[Collected data entries]

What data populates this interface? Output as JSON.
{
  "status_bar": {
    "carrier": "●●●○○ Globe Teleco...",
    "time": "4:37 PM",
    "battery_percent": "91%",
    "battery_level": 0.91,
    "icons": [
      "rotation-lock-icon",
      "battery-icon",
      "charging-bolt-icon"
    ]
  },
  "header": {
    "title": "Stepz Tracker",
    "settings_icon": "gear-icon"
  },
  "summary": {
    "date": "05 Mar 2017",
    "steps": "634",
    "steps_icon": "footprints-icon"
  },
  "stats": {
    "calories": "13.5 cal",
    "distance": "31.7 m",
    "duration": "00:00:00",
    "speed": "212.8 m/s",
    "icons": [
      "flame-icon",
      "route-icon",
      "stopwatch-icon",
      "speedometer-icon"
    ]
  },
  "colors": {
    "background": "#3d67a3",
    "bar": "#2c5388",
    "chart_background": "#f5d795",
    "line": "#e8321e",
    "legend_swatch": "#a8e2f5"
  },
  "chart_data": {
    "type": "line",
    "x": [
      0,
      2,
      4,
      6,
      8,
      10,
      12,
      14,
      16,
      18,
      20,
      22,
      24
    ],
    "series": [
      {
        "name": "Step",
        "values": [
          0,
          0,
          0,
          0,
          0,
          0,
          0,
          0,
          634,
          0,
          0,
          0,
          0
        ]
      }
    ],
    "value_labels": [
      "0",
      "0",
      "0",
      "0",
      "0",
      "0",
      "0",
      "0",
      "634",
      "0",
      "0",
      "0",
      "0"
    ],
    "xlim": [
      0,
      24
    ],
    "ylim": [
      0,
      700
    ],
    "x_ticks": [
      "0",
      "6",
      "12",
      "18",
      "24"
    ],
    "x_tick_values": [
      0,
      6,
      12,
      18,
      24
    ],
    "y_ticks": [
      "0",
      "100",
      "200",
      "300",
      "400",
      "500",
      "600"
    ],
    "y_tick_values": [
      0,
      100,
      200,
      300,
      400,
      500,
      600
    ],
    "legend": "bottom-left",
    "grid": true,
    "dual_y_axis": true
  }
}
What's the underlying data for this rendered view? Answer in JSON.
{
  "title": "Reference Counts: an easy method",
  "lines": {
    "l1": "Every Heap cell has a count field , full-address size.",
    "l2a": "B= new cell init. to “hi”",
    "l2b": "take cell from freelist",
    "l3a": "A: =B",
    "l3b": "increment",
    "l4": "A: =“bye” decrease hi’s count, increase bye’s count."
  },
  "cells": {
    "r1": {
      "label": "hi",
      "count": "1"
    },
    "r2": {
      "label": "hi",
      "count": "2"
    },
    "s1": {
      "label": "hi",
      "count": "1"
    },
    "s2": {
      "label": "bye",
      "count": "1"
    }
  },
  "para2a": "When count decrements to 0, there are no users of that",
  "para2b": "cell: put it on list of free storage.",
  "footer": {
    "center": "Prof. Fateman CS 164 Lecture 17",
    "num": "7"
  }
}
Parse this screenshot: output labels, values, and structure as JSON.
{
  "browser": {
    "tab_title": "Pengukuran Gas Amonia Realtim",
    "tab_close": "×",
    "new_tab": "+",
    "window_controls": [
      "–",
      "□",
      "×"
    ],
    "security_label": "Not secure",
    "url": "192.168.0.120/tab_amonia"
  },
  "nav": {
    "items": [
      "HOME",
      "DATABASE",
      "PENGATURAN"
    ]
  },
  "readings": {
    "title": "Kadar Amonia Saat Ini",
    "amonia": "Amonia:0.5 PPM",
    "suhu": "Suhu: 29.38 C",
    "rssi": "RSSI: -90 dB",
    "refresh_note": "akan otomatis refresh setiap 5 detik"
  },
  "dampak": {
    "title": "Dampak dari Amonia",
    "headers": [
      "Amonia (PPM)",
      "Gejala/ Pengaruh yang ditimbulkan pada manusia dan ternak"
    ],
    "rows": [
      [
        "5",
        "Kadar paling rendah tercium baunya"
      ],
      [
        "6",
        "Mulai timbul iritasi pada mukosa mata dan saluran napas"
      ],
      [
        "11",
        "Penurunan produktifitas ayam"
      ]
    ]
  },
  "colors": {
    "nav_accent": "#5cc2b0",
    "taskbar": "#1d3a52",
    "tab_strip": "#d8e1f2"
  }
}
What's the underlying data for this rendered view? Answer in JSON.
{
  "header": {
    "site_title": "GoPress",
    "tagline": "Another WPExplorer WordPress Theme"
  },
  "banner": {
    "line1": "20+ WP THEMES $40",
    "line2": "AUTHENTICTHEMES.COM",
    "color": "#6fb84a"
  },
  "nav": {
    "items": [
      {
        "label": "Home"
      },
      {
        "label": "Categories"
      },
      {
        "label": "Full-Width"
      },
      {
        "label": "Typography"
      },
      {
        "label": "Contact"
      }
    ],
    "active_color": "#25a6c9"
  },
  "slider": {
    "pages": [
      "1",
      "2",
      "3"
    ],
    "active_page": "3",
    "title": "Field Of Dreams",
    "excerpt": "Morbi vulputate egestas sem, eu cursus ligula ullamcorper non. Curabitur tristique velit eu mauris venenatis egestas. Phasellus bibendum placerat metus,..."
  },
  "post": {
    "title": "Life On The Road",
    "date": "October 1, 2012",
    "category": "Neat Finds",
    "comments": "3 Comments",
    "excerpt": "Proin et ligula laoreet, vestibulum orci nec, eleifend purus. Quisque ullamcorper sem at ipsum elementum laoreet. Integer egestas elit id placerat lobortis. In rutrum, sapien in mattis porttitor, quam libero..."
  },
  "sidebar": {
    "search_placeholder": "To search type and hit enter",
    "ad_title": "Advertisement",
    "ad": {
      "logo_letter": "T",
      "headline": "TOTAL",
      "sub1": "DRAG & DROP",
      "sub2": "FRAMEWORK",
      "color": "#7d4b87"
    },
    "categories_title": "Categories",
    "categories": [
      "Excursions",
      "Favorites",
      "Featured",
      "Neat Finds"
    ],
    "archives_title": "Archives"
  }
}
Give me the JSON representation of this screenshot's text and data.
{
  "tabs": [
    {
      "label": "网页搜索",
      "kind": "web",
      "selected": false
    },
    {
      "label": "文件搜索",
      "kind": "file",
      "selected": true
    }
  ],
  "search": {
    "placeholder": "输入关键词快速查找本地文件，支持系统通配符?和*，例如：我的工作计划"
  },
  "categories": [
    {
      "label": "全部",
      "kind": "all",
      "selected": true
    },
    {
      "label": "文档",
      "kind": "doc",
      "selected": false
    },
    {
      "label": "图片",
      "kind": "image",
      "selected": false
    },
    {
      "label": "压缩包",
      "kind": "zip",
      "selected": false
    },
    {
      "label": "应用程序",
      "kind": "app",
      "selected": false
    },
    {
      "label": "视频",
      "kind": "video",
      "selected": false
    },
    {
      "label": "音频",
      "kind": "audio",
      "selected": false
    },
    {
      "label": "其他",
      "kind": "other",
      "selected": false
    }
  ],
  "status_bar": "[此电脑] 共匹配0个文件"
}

▶ [Required task]: Return the whole listing exactly.

▶ [Finished exercise]:
What data populates this interface? Output as JSON.
{
  "status_bar": {
    "carrier": "●●●○○ Globe Teleco...",
    "time": "4:37 PM",
    "battery_percent": "91%",
    "battery_level": 0.91,
    "icons": [
      "rotation-lock-icon",
      "battery-icon",
      "charging-bolt-icon"
    ]
  },
  "header": {
    "title": "Stepz Tracker",
    "settings_icon": "gear-icon"
  },
  "summary": {
    "date": "05 Mar 2017",
    "steps": "634",
    "steps_icon": "footprints-icon"
  },
  "stats": {
    "calories": "13.5 cal",
    "distance": "31.7 m",
    "duration": "00:00:00",
    "speed": "212.8 m/s",
    "icons": [
      "flame-icon",
      "route-icon",
      "stopwatch-icon",
      "speedometer-icon"
    ]
  },
  "colors": {
    "background": "#3d67a3",
    "bar": "#2c5388",
    "chart_background": "#f5d795",
    "line": "#e8321e",
    "legend_swatch": "#a8e2f5"
  },
  "chart_data": {
    "type": "line",
    "x": [
      0,
      2,
      4,
      6,
      8,
      10,
      12,
      14,
      16,
      18,
      20,
      22,
      24
    ],
    "series": [
      {
        "name": "Step",
        "values": [
          0,
          0,
          0,
          0,
          0,
          0,
          0,
          0,
          634,
          0,
          0,
          0,
          0
        ]
      }
    ],
    "value_labels": [
      "0",
      "0",
      "0",
      "0",
      "0",
      "0",
      "0",
      "0",
      "634",
      "0",
      "0",
      "0",
      "0"
    ],
    "xlim": [
      0,
      24
    ],
    "ylim": [
      0,
      700
    ],
    "x_ticks": [
      "0",
      "6",
      "12",
      "18",
      "24"
    ],
    "x_tick_values": [
      0,
      6,
      12,
      18,
      24
    ],
    "y_ticks": [
      "0",
      "100",
      "200",
      "300",
      "400",
      "500",
      "600"
    ],
    "y_tick_values": [
      0,
      100,
      200,
      300,
      400,
      500,
      600
    ],
    "legend": "bottom-left",
    "grid": true,
    "dual_y_axis": true
  }
}
What's the underlying data for this rendered view? Answer in JSON.
{
  "title": "Reference Counts: an easy method",
  "lines": {
    "l1": "Every Heap cell has a count field , full-address size.",
    "l2a": "B= new cell init. to “hi”",
    "l2b": "take cell from freelist",
    "l3a": "A: =B",
    "l3b": "increment",
    "l4": "A: =“bye” decrease hi’s count, increase bye’s count."
  },
  "cells": {
    "r1": {
      "label": "hi",
      "count": "1"
    },
    "r2": {
      "label": "hi",
      "count": "2"
    },
    "s1": {
      "label": "hi",
      "count": "1"
    },
    "s2": {
      "label": "bye",
      "count": "1"
    }
  },
  "para2a": "When count decrements to 0, there are no users of that",
  "para2b": "cell: put it on list of free storage.",
  "footer": {
    "center": "Prof. Fateman CS 164 Lecture 17",
    "num": "7"
  }
}
Parse this screenshot: output labels, values, and structure as JSON.
{
  "browser": {
    "tab_title": "Pengukuran Gas Amonia Realtim",
    "tab_close": "×",
    "new_tab": "+",
    "window_controls": [
      "–",
      "□",
      "×"
    ],
    "security_label": "Not secure",
    "url": "192.168.0.120/tab_amonia"
  },
  "nav": {
    "items": [
      "HOME",
      "DATABASE",
      "PENGATURAN"
    ]
  },
  "readings": {
    "title": "Kadar Amonia Saat Ini",
    "amonia": "Amonia:0.5 PPM",
    "suhu": "Suhu: 29.38 C",
    "rssi": "RSSI: -90 dB",
    "refresh_note": "akan otomatis refresh setiap 5 detik"
  },
  "dampak": {
    "title": "Dampak dari Amonia",
    "headers": [
      "Amonia (PPM)",
      "Gejala/ Pengaruh yang ditimbulkan pada manusia dan ternak"
    ],
    "rows": [
      [
        "5",
        "Kadar paling rendah tercium baunya"
      ],
      [
        "6",
        "Mulai timbul iritasi pada mukosa mata dan saluran napas"
      ],
      [
        "11",
        "Penurunan produktifitas ayam"
      ]
    ]
  },
  "colors": {
    "nav_accent": "#5cc2b0",
    "taskbar": "#1d3a52",
    "tab_strip": "#d8e1f2"
  }
}
What's the underlying data for this rendered view? Answer in JSON.
{
  "header": {
    "site_title": "GoPress",
    "tagline": "Another WPExplorer WordPress Theme"
  },
  "banner": {
    "line1": "20+ WP THEMES $40",
    "line2": "AUTHENTICTHEMES.COM",
    "color": "#6fb84a"
  },
  "nav": {
    "items": [
      {
        "label": "Home"
      },
      {
        "label": "Categories"
      },
      {
        "label": "Full-Width"
      },
      {
        "label": "Typography"
      },
      {
        "label": "Contact"
      }
    ],
    "active_color": "#25a6c9"
  },
  "slider": {
    "pages": [
      "1",
      "2",
      "3"
    ],
    "active_page": "3",
    "title": "Field Of Dreams",
    "excerpt": "Morbi vulputate egestas sem, eu cursus ligula ullamcorper non. Curabitur tristique velit eu mauris venenatis egestas. Phasellus bibendum placerat metus,..."
  },
  "post": {
    "title": "Life On The Road",
    "date": "October 1, 2012",
    "category": "Neat Finds",
    "comments": "3 Comments",
    "excerpt": "Proin et ligula laoreet, vestibulum orci nec, eleifend purus. Quisque ullamcorper sem at ipsum elementum laoreet. Integer egestas elit id placerat lobortis. In rutrum, sapien in mattis porttitor, quam libero..."
  },
  "sidebar": {
    "search_placeholder": "To search type and hit enter",
    "ad_title": "Advertisement",
    "ad": {
      "logo_letter": "T",
      "headline": "TOTAL",
      "sub1": "DRAG & DROP",
      "sub2": "FRAMEWORK",
      "color": "#7d4b87"
    },
    "categories_title": "Categories",
    "categories": [
      "Excursions",
      "Favorites",
      "Featured",
      "Neat Finds"
    ],
    "archives_title": "Archives"
  }
}
Give me the JSON representation of this screenshot's text and data.
{
  "tabs": [
    {
      "label": "网页搜索",
      "kind": "web",
      "selected": false
    },
    {
      "label": "文件搜索",
      "kind": "file",
      "selected": true
    }
  ],
  "search": {
    "placeholder": "输入关键词快速查找本地文件，支持系统通配符?和*，例如：我的工作计划"
  },
  "categories": [
    {
      "label": "全部",
      "kind": "all",
      "selected": true
    },
    {
      "label": "文档",
      "kind": "doc",
      "selected": false
    },
    {
      "label": "图片",
      "kind": "image",
      "selected": false
    },
    {
      "label": "压缩包",
      "kind": "zip",
      "selected": false
    },
    {
      "label": "应用程序",
      "kind": "app",
      "selected": false
    },
    {
      "label": "视频",
      "kind": "video",
      "selected": false
    },
    {
      "label": "音频",
      "kind": "audio",
      "selected": false
    },
    {
      "label": "其他",
      "kind": "other",
      "selected": false
    }
  ],
  "status_bar": "[此电脑] 共匹配0个文件"
}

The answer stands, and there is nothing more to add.